EXERCISE GOAL >> Every record must be written out once more, with nothing added or omitted.

PROVIDED ENTRIES >>
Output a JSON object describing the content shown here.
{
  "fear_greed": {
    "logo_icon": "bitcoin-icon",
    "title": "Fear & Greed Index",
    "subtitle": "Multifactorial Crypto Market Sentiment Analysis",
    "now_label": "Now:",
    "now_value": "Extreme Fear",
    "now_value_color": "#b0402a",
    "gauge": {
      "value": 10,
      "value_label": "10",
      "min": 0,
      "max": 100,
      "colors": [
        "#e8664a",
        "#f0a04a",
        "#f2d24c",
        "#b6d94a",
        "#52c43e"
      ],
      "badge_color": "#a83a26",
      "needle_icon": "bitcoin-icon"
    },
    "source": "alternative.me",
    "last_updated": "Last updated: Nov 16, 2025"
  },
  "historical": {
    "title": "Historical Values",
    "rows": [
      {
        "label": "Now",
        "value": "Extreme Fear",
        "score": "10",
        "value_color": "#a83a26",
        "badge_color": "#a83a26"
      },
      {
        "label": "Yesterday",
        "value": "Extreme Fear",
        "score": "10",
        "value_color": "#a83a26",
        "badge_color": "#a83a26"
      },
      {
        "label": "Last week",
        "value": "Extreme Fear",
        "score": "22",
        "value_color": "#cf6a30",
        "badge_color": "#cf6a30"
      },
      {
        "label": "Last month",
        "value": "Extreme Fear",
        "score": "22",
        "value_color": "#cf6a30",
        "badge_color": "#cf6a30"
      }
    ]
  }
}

ANSWER TO THIS TASK >>
Output a JSON object describing the content shown here.
{
  "fear_greed": {
    "logo_icon": "bitcoin-icon",
    "title": "Fear & Greed Index",
    "subtitle": "Multifactorial Crypto Market Sentiment Analysis",
    "now_label": "Now:",
    "now_value": "Extreme Fear",
    "now_value_color": "#b0402a",
    "gauge": {
      "value": 10,
      "value_label": "10",
      "min": 0,
      "max": 100,
      "colors": [
        "#e8664a",
        "#f0a04a",
        "#f2d24c",
        "#b6d94a",
        "#52c43e"
      ],
      "badge_color": "#a83a26",
      "needle_icon": "bitcoin-icon"
    },
    "source": "alternative.me",
    "last_updated": "Last updated: Nov 16, 2025"
  },
  "historical": {
    "title": "Historical Values",
    "rows": [
      {
        "label": "Now",
        "value": "Extreme Fear",
        "score": "10",
        "value_color": "#a83a26",
        "badge_color": "#a83a26"
      },
      {
        "label": "Yesterday",
        "value": "Extreme Fear",
        "score": "10",
        "value_color": "#a83a26",
        "badge_color": "#a83a26"
      },
      {
        "label": "Last week",
        "value": "Extreme Fear",
        "score": "22",
        "value_color": "#cf6a30",
        "badge_color": "#cf6a30"
      },
      {
        "label": "Last month",
        "value": "Extreme Fear",
        "score": "22",
        "value_color": "#cf6a30",
        "badge_color": "#cf6a30"
      }
    ]
  }
}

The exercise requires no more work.